--- START Dataset entries ---

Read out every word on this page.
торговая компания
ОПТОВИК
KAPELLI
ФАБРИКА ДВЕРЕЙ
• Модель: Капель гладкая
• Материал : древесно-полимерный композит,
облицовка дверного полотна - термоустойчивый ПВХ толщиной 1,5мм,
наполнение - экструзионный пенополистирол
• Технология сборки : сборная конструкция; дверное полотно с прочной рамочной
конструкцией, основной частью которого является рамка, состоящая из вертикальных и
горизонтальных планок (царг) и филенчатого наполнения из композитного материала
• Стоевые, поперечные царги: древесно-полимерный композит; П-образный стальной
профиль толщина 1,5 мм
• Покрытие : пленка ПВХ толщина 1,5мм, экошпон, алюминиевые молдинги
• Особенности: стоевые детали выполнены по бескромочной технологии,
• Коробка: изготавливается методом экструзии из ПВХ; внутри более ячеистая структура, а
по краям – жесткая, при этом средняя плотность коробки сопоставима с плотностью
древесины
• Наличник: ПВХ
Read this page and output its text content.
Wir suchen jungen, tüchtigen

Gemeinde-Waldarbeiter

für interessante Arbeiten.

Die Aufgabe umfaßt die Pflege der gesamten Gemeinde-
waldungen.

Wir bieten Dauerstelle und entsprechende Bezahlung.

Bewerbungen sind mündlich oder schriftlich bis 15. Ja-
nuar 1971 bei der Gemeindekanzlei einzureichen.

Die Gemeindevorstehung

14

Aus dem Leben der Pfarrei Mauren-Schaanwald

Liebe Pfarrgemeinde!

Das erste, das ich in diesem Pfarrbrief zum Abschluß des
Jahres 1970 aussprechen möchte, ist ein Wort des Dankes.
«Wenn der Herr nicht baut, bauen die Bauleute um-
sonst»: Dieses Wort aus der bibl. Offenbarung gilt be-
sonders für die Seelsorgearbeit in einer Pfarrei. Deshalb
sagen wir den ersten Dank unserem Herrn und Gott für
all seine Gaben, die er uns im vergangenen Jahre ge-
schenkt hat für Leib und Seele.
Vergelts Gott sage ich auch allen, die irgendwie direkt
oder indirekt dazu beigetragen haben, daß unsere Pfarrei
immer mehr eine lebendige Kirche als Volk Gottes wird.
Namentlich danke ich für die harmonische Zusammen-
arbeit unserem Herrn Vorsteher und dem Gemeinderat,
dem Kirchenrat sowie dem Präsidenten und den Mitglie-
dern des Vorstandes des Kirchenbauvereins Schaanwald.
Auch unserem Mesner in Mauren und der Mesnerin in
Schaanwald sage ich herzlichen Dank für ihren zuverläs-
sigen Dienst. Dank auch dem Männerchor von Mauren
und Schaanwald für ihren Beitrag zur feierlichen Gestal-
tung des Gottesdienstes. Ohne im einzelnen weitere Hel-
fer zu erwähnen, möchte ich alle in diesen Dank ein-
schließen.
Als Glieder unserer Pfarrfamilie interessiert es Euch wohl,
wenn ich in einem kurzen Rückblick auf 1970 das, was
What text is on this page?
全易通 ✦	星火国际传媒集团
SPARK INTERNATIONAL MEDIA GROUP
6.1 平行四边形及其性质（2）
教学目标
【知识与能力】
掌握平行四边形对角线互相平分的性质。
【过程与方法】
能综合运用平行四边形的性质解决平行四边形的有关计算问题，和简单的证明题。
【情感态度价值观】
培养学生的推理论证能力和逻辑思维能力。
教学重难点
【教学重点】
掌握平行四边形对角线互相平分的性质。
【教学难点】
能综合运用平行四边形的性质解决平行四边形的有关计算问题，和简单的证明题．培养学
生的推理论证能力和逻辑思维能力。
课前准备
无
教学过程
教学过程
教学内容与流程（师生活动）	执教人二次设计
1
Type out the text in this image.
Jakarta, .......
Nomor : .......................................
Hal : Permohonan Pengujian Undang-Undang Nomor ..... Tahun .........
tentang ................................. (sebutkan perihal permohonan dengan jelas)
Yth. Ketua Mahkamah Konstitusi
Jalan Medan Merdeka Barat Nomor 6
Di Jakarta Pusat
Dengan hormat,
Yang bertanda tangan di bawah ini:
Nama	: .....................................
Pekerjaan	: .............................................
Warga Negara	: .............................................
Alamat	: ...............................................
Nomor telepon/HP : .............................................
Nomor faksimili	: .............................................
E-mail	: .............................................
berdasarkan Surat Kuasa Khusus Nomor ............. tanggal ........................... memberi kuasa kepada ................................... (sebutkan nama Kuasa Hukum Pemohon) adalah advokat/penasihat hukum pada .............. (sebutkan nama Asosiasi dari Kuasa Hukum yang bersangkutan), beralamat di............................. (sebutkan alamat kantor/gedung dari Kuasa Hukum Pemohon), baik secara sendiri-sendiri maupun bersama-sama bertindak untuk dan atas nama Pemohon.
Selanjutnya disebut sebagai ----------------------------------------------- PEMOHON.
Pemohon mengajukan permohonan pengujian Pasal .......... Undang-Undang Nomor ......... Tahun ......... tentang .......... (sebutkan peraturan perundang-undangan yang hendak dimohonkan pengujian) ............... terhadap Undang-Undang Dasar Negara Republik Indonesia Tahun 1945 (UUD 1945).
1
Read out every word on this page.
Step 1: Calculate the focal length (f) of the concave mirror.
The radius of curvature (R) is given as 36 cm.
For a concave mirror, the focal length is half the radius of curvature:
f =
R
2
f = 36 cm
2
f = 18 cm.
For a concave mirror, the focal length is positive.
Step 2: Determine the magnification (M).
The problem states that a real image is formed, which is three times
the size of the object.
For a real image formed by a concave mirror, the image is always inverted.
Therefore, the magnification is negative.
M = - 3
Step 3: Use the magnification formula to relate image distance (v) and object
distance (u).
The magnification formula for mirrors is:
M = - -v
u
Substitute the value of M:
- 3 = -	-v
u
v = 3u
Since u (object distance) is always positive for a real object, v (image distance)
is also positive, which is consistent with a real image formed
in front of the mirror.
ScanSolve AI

--- END Dataset entries ---

* **Short exercise**: Go through the listing above and restate it word for word.

* **Written response**:
Read out every word on this page.
торговая компания
ОПТОВИК
KAPELLI
ФАБРИКА ДВЕРЕЙ
• Модель: Капель гладкая
• Материал : древесно-полимерный композит,
облицовка дверного полотна - термоустойчивый ПВХ толщиной 1,5мм,
наполнение - экструзионный пенополистирол
• Технология сборки : сборная конструкция; дверное полотно с прочной рамочной
конструкцией, основной частью которого является рамка, состоящая из вертикальных и
горизонтальных планок (царг) и филенчатого наполнения из композитного материала
• Стоевые, поперечные царги: древесно-полимерный композит; П-образный стальной
профиль толщина 1,5 мм
• Покрытие : пленка ПВХ толщина 1,5мм, экошпон, алюминиевые молдинги
• Особенности: стоевые детали выполнены по бескромочной технологии,
• Коробка: изготавливается методом экструзии из ПВХ; внутри более ячеистая структура, а
по краям – жесткая, при этом средняя плотность коробки сопоставима с плотностью
древесины
• Наличник: ПВХ
Read this page and output its text content.
Wir suchen jungen, tüchtigen

Gemeinde-Waldarbeiter

für interessante Arbeiten.

Die Aufgabe umfaßt die Pflege der gesamten Gemeinde-
waldungen.

Wir bieten Dauerstelle und entsprechende Bezahlung.

Bewerbungen sind mündlich oder schriftlich bis 15. Ja-
nuar 1971 bei der Gemeindekanzlei einzureichen.

Die Gemeindevorstehung

14

Aus dem Leben der Pfarrei Mauren-Schaanwald

Liebe Pfarrgemeinde!

Das erste, das ich in diesem Pfarrbrief zum Abschluß des
Jahres 1970 aussprechen möchte, ist ein Wort des Dankes.
«Wenn der Herr nicht baut, bauen die Bauleute um-
sonst»: Dieses Wort aus der bibl. Offenbarung gilt be-
sonders für die Seelsorgearbeit in einer Pfarrei. Deshalb
sagen wir den ersten Dank unserem Herrn und Gott für
all seine Gaben, die er uns im vergangenen Jahre ge-
schenkt hat für Leib und Seele.
Vergelts Gott sage ich auch allen, die irgendwie direkt
oder indirekt dazu beigetragen haben, daß unsere Pfarrei
immer mehr eine lebendige Kirche als Volk Gottes wird.
Namentlich danke ich für die harmonische Zusammen-
arbeit unserem Herrn Vorsteher und dem Gemeinderat,
dem Kirchenrat sowie dem Präsidenten und den Mitglie-
dern des Vorstandes des Kirchenbauvereins Schaanwald.
Auch unserem Mesner in Mauren und der Mesnerin in
Schaanwald sage ich herzlichen Dank für ihren zuverläs-
sigen Dienst. Dank auch dem Männerchor von Mauren
und Schaanwald für ihren Beitrag zur feierlichen Gestal-
tung des Gottesdienstes. Ohne im einzelnen weitere Hel-
fer zu erwähnen, möchte ich alle in diesen Dank ein-
schließen.
Als Glieder unserer Pfarrfamilie interessiert es Euch wohl,
wenn ich in einem kurzen Rückblick auf 1970 das, was
What text is on this page?
全易通 ✦	星火国际传媒集团
SPARK INTERNATIONAL MEDIA GROUP
6.1 平行四边形及其性质（2）
教学目标
【知识与能力】
掌握平行四边形对角线互相平分的性质。
【过程与方法】
能综合运用平行四边形的性质解决平行四边形的有关计算问题，和简单的证明题。
【情感态度价值观】
培养学生的推理论证能力和逻辑思维能力。
教学重难点
【教学重点】
掌握平行四边形对角线互相平分的性质。
【教学难点】
能综合运用平行四边形的性质解决平行四边形的有关计算问题，和简单的证明题．培养学
生的推理论证能力和逻辑思维能力。
课前准备
无
教学过程
教学过程
教学内容与流程（师生活动）	执教人二次设计
1
Type out the text in this image.
Jakarta, .......
Nomor : .......................................
Hal : Permohonan Pengujian Undang-Undang Nomor ..... Tahun .........
tentang ................................. (sebutkan perihal permohonan dengan jelas)
Yth. Ketua Mahkamah Konstitusi
Jalan Medan Merdeka Barat Nomor 6
Di Jakarta Pusat
Dengan hormat,
Yang bertanda tangan di bawah ini:
Nama	: .....................................
Pekerjaan	: .............................................
Warga Negara	: .............................................
Alamat	: ...............................................
Nomor telepon/HP : .............................................
Nomor faksimili	: .............................................
E-mail	: .............................................
berdasarkan Surat Kuasa Khusus Nomor ............. tanggal ........................... memberi kuasa kepada ................................... (sebutkan nama Kuasa Hukum Pemohon) adalah advokat/penasihat hukum pada .............. (sebutkan nama Asosiasi dari Kuasa Hukum yang bersangkutan), beralamat di............................. (sebutkan alamat kantor/gedung dari Kuasa Hukum Pemohon), baik secara sendiri-sendiri maupun bersama-sama bertindak untuk dan atas nama Pemohon.
Selanjutnya disebut sebagai ----------------------------------------------- PEMOHON.
Pemohon mengajukan permohonan pengujian Pasal .......... Undang-Undang Nomor ......... Tahun ......... tentang .......... (sebutkan peraturan perundang-undangan yang hendak dimohonkan pengujian) ............... terhadap Undang-Undang Dasar Negara Republik Indonesia Tahun 1945 (UUD 1945).
1
Read out every word on this page.
Step 1: Calculate the focal length (f) of the concave mirror.
The radius of curvature (R) is given as 36 cm.
For a concave mirror, the focal length is half the radius of curvature:
f =
R
2
f = 36 cm
2
f = 18 cm.
For a concave mirror, the focal length is positive.
Step 2: Determine the magnification (M).
The problem states that a real image is formed, which is three times
the size of the object.
For a real image formed by a concave mirror, the image is always inverted.
Therefore, the magnification is negative.
M = - 3
Step 3: Use the magnification formula to relate image distance (v) and object
distance (u).
The magnification formula for mirrors is:
M = - -v
u
Substitute the value of M:
- 3 = -	-v
u
v = 3u
Since u (object distance) is always positive for a real object, v (image distance)
is also positive, which is consistent with a real image formed
in front of the mirror.
ScanSolve AI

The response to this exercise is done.